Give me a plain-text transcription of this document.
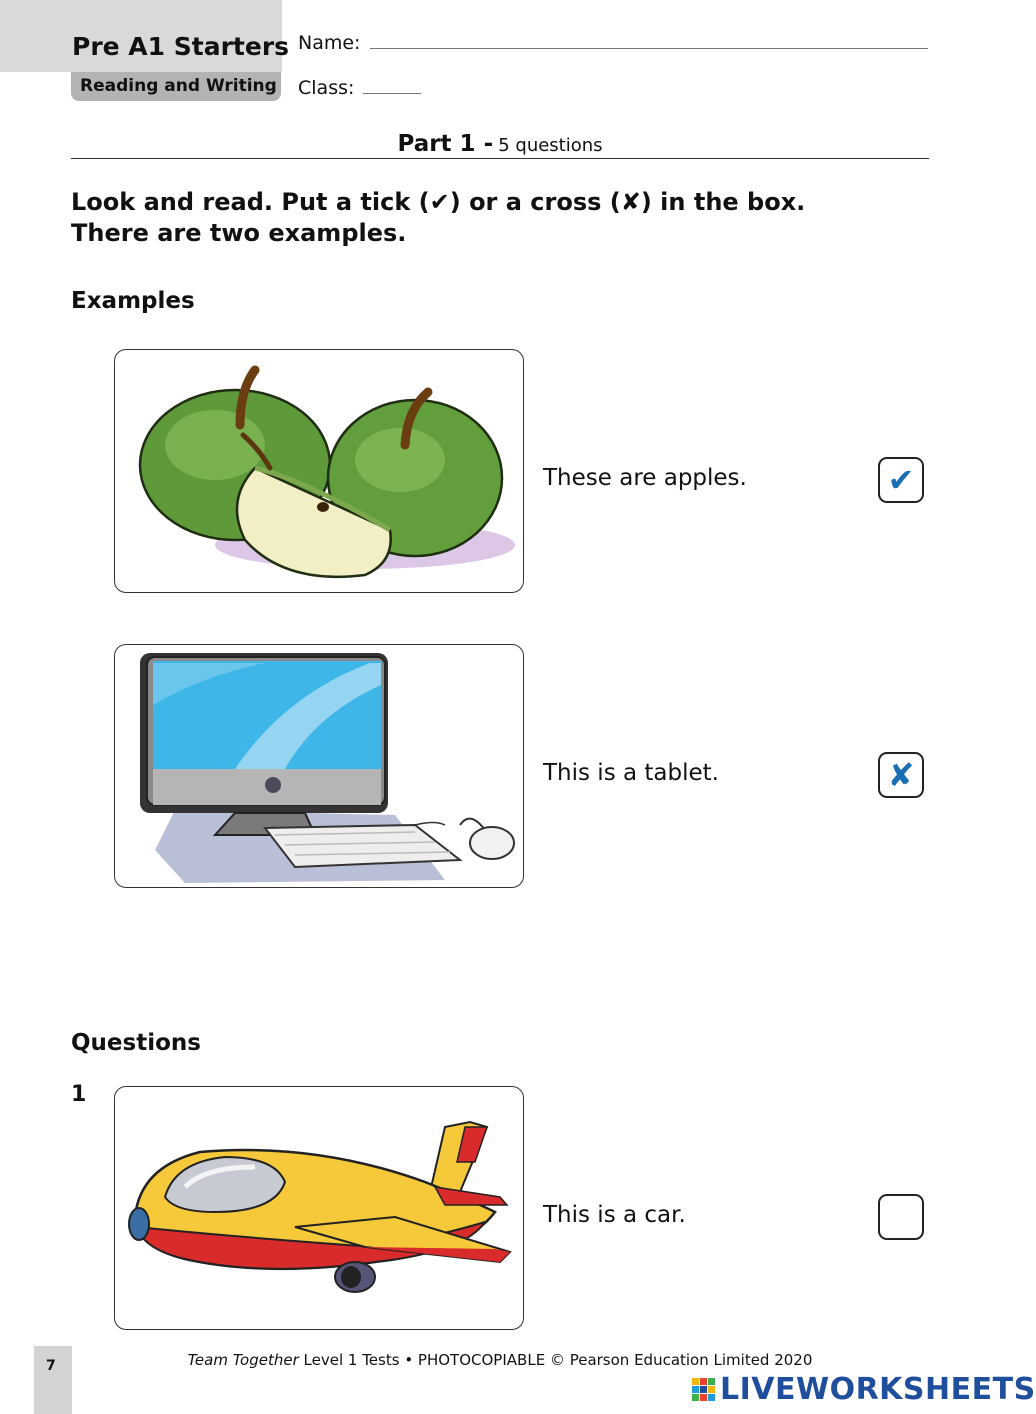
Pre A1 Starters
Reading and Writing
Name:
Class:
Part 1 - 5 questions
Look and read. Put a tick (✔) or a cross (✘) in the box.
There are two examples.
Examples
These are apples.	✔
This is a tablet.	✘
Questions
1
This is a car.
7	Team Together Level 1 Tests • PHOTOCOPIABLE © Pearson Education Limited 2020
LIVEWORKSHEETS
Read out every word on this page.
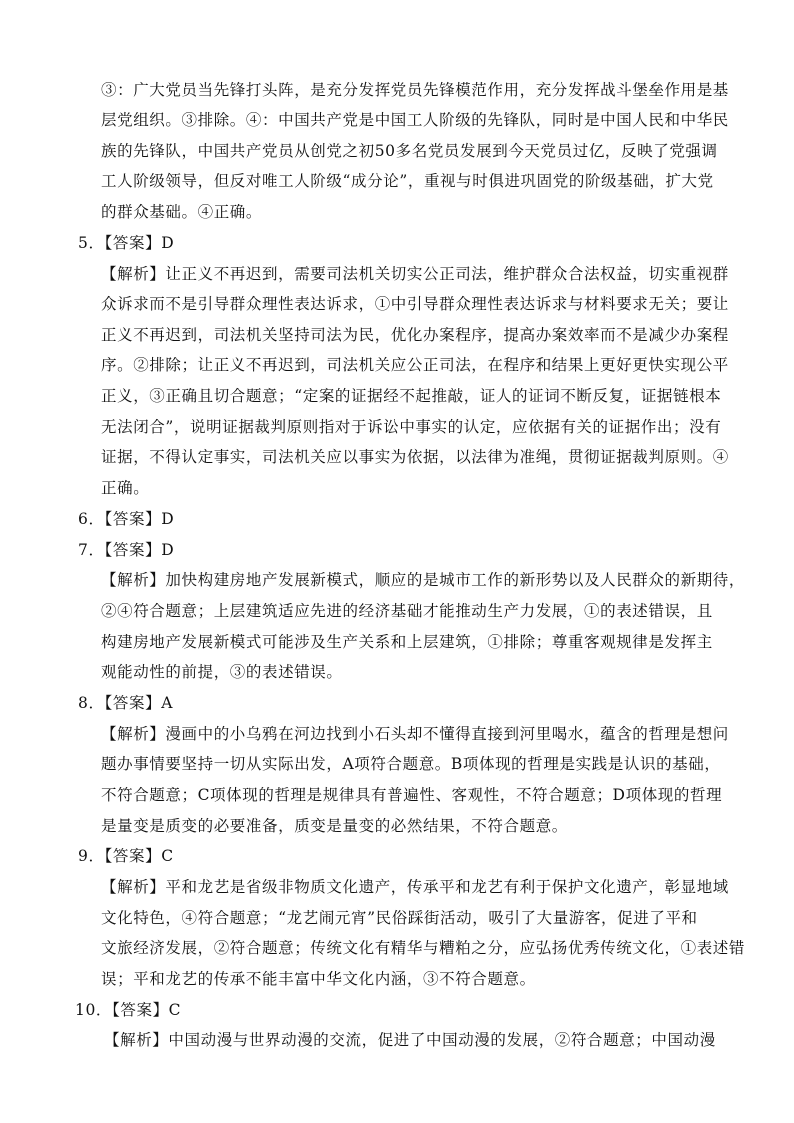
③：广大党员当先锋打头阵，是充分发挥党员先锋模范作用，充分发挥战斗堡垒作用是基
层党组织。③排除。④：中国共产党是中国工人阶级的先锋队，同时是中国人民和中华民
族的先锋队，中国共产党员从创党之初50多名党员发展到今天党员过亿，反映了党强调
工人阶级领导，但反对唯工人阶级“成分论”，重视与时俱进巩固党的阶级基础，扩大党
的群众基础。④正确。
5．【答案】D
【解析】让正义不再迟到，需要司法机关切实公正司法，维护群众合法权益，切实重视群
众诉求而不是引导群众理性表达诉求，①中引导群众理性表达诉求与材料要求无关；要让
正义不再迟到，司法机关坚持司法为民，优化办案程序，提高办案效率而不是减少办案程
序。②排除；让正义不再迟到，司法机关应公正司法，在程序和结果上更好更快实现公平
正义，③正确且切合题意；“定案的证据经不起推敲，证人的证词不断反复，证据链根本
无法闭合”，说明证据裁判原则指对于诉讼中事实的认定，应依据有关的证据作出；没有
证据，不得认定事实，司法机关应以事实为依据，以法律为准绳，贯彻证据裁判原则。④
正确。
6．【答案】D
7．【答案】D
【解析】加快构建房地产发展新模式，顺应的是城市工作的新形势以及人民群众的新期待，
②④符合题意；上层建筑适应先进的经济基础才能推动生产力发展，①的表述错误，且
构建房地产发展新模式可能涉及生产关系和上层建筑，①排除；尊重客观规律是发挥主
观能动性的前提，③的表述错误。
8．【答案】A
【解析】漫画中的小乌鸦在河边找到小石头却不懂得直接到河里喝水，蕴含的哲理是想问
题办事情要坚持一切从实际出发，A项符合题意。B项体现的哲理是实践是认识的基础，
不符合题意；C项体现的哲理是规律具有普遍性、客观性，不符合题意；D项体现的哲理
是量变是质变的必要准备，质变是量变的必然结果，不符合题意。
9．【答案】C
【解析】平和龙艺是省级非物质文化遗产，传承平和龙艺有利于保护文化遗产，彰显地域
文化特色，④符合题意；“龙艺闹元宵”民俗踩街活动，吸引了大量游客，促进了平和
文旅经济发展，②符合题意；传统文化有精华与糟粕之分，应弘扬优秀传统文化，①表述错
误；平和龙艺的传承不能丰富中华文化内涵，③不符合题意。
10．【答案】C
【解析】中国动漫与世界动漫的交流，促进了中国动漫的发展，②符合题意；中国动漫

= = = = =

» **TASK TO COMPLETE**:
Transcribe all entries above exactly. Drop the pictures.

» **FINISHED TASK**:
Give me a plain-text transcription of this document.
Pre A1 Starters
Reading and Writing
Name:
Class:
Part 1 - 5 questions
Look and read. Put a tick (✔) or a cross (✘) in the box.
There are two examples.
Examples
These are apples.	✔
This is a tablet.	✘
Questions
1
This is a car.
7	Team Together Level 1 Tests • PHOTOCOPIABLE © Pearson Education Limited 2020
LIVEWORKSHEETS
Read out every word on this page.
③：广大党员当先锋打头阵，是充分发挥党员先锋模范作用，充分发挥战斗堡垒作用是基
层党组织。③排除。④：中国共产党是中国工人阶级的先锋队，同时是中国人民和中华民
族的先锋队，中国共产党员从创党之初50多名党员发展到今天党员过亿，反映了党强调
工人阶级领导，但反对唯工人阶级“成分论”，重视与时俱进巩固党的阶级基础，扩大党
的群众基础。④正确。
5．【答案】D
【解析】让正义不再迟到，需要司法机关切实公正司法，维护群众合法权益，切实重视群
众诉求而不是引导群众理性表达诉求，①中引导群众理性表达诉求与材料要求无关；要让
正义不再迟到，司法机关坚持司法为民，优化办案程序，提高办案效率而不是减少办案程
序。②排除；让正义不再迟到，司法机关应公正司法，在程序和结果上更好更快实现公平
正义，③正确且切合题意；“定案的证据经不起推敲，证人的证词不断反复，证据链根本
无法闭合”，说明证据裁判原则指对于诉讼中事实的认定，应依据有关的证据作出；没有
证据，不得认定事实，司法机关应以事实为依据，以法律为准绳，贯彻证据裁判原则。④
正确。
6．【答案】D
7．【答案】D
【解析】加快构建房地产发展新模式，顺应的是城市工作的新形势以及人民群众的新期待，
②④符合题意；上层建筑适应先进的经济基础才能推动生产力发展，①的表述错误，且
构建房地产发展新模式可能涉及生产关系和上层建筑，①排除；尊重客观规律是发挥主
观能动性的前提，③的表述错误。
8．【答案】A
【解析】漫画中的小乌鸦在河边找到小石头却不懂得直接到河里喝水，蕴含的哲理是想问
题办事情要坚持一切从实际出发，A项符合题意。B项体现的哲理是实践是认识的基础，
不符合题意；C项体现的哲理是规律具有普遍性、客观性，不符合题意；D项体现的哲理
是量变是质变的必要准备，质变是量变的必然结果，不符合题意。
9．【答案】C
【解析】平和龙艺是省级非物质文化遗产，传承平和龙艺有利于保护文化遗产，彰显地域
文化特色，④符合题意；“龙艺闹元宵”民俗踩街活动，吸引了大量游客，促进了平和
文旅经济发展，②符合题意；传统文化有精华与糟粕之分，应弘扬优秀传统文化，①表述错
误；平和龙艺的传承不能丰富中华文化内涵，③不符合题意。
10．【答案】C
【解析】中国动漫与世界动漫的交流，促进了中国动漫的发展，②符合题意；中国动漫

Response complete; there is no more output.